[START OF Entries shown]

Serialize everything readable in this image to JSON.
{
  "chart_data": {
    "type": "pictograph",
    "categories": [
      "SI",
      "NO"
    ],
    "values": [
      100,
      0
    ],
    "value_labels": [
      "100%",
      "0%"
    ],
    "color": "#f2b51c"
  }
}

[END OF Entries shown]

**Task statement:**
Quote each line of the listing above exactly.

**Result of the task:**
Serialize everything readable in this image to JSON.
{
  "chart_data": {
    "type": "pictograph",
    "categories": [
      "SI",
      "NO"
    ],
    "values": [
      100,
      0
    ],
    "value_labels": [
      "100%",
      "0%"
    ],
    "color": "#f2b51c"
  }
}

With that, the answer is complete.